■ Request:
Your answer should be a single number: the count of lines in the material below that hold "structured".

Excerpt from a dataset
■ ■ ■ ■ ■ ■ ■

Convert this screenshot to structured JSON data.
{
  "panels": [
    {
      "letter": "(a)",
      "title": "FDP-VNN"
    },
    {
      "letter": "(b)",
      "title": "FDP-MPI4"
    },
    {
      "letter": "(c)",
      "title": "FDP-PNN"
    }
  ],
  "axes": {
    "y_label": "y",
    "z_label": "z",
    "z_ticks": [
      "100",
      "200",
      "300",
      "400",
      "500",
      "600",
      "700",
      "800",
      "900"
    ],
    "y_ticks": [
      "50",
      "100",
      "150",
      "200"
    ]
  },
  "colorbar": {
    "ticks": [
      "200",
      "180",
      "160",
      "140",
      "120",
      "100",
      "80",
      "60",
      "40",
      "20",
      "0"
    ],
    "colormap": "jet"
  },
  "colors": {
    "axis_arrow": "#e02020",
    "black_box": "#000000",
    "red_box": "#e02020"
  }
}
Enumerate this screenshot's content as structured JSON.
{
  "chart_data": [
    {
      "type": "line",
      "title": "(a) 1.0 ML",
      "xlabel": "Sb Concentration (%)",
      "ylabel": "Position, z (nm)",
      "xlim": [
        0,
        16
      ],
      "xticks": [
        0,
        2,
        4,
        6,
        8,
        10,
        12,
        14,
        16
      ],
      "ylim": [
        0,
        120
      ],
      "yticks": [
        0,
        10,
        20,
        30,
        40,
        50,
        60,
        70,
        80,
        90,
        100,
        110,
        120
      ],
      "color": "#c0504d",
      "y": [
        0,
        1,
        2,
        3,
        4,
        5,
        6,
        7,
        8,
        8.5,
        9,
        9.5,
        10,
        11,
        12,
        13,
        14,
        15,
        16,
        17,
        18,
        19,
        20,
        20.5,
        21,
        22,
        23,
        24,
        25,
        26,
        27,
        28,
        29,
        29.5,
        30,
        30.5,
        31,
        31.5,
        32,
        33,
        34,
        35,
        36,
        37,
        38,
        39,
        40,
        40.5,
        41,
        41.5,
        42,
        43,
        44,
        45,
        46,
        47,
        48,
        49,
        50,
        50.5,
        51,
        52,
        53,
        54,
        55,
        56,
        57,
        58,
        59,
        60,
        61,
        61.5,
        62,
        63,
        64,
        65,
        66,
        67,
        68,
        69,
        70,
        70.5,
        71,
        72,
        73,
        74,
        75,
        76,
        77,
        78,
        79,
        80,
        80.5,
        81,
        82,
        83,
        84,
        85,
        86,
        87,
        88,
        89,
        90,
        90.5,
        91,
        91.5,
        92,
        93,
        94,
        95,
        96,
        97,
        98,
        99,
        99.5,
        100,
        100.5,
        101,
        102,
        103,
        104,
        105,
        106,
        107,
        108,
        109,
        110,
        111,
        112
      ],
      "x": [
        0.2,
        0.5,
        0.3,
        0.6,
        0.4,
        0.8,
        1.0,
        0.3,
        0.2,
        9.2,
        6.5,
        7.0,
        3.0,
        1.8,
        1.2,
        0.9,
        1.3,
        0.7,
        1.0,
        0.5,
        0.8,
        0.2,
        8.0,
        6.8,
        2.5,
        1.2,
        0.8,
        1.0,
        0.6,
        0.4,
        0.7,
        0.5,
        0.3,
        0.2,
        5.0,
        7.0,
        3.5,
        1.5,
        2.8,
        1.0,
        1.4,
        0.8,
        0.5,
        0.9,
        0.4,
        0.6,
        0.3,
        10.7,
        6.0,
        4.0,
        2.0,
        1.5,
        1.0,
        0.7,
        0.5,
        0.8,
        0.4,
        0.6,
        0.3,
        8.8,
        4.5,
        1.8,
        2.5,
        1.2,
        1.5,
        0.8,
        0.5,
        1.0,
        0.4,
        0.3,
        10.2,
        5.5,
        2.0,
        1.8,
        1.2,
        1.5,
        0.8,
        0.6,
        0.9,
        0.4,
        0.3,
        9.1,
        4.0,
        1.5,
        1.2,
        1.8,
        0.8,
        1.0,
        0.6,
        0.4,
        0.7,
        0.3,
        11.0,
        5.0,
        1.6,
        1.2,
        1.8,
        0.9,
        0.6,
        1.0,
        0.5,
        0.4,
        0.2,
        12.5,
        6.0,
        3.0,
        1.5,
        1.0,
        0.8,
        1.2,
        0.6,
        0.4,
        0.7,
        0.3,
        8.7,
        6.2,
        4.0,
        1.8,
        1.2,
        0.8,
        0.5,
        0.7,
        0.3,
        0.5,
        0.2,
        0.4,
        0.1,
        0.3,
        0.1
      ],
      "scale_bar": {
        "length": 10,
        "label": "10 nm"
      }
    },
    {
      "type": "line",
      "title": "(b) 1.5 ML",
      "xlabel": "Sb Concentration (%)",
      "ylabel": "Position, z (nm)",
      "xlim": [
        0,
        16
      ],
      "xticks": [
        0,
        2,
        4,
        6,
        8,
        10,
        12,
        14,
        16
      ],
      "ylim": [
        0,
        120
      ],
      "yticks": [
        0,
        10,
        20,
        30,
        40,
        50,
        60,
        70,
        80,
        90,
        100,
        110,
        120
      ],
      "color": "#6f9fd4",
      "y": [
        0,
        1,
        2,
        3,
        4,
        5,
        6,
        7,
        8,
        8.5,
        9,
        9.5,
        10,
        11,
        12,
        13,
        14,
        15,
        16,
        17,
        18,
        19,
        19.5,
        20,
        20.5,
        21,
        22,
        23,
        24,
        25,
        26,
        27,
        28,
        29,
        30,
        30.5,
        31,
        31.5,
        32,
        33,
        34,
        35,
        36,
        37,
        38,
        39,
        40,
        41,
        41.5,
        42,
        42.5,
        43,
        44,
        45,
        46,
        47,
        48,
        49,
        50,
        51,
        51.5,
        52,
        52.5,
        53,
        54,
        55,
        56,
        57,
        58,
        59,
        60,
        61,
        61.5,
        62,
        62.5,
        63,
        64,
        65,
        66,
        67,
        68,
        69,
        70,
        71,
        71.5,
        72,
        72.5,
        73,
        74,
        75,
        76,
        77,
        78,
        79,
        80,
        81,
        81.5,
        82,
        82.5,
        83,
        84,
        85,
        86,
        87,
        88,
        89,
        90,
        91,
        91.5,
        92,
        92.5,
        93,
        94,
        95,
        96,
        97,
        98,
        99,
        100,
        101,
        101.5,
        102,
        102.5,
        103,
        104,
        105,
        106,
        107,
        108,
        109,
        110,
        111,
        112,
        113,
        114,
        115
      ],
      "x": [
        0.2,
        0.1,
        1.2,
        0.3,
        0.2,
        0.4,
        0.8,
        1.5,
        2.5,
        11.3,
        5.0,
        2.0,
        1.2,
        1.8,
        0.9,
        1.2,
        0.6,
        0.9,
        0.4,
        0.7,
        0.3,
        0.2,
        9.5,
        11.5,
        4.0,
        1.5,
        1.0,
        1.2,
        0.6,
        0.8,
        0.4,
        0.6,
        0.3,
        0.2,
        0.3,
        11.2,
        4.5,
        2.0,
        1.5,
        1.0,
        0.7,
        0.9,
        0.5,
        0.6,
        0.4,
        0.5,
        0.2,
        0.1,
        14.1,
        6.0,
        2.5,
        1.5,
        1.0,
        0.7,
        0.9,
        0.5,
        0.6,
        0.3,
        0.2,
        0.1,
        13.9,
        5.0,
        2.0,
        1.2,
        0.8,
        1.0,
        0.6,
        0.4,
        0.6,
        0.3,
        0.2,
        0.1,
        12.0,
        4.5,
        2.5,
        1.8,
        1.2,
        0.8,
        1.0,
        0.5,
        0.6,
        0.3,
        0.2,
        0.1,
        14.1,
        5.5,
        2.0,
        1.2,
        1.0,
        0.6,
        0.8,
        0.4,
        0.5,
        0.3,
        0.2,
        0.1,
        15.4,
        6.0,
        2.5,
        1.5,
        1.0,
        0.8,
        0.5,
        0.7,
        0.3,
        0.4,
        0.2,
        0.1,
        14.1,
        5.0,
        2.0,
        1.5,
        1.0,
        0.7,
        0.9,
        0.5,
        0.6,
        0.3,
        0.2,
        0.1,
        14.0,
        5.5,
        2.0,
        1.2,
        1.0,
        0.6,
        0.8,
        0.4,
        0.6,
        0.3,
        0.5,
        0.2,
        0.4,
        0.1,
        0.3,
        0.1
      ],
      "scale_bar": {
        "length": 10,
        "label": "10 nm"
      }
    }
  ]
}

■ ■ ■ ■ ■ ■ ■

■ Written reply:
2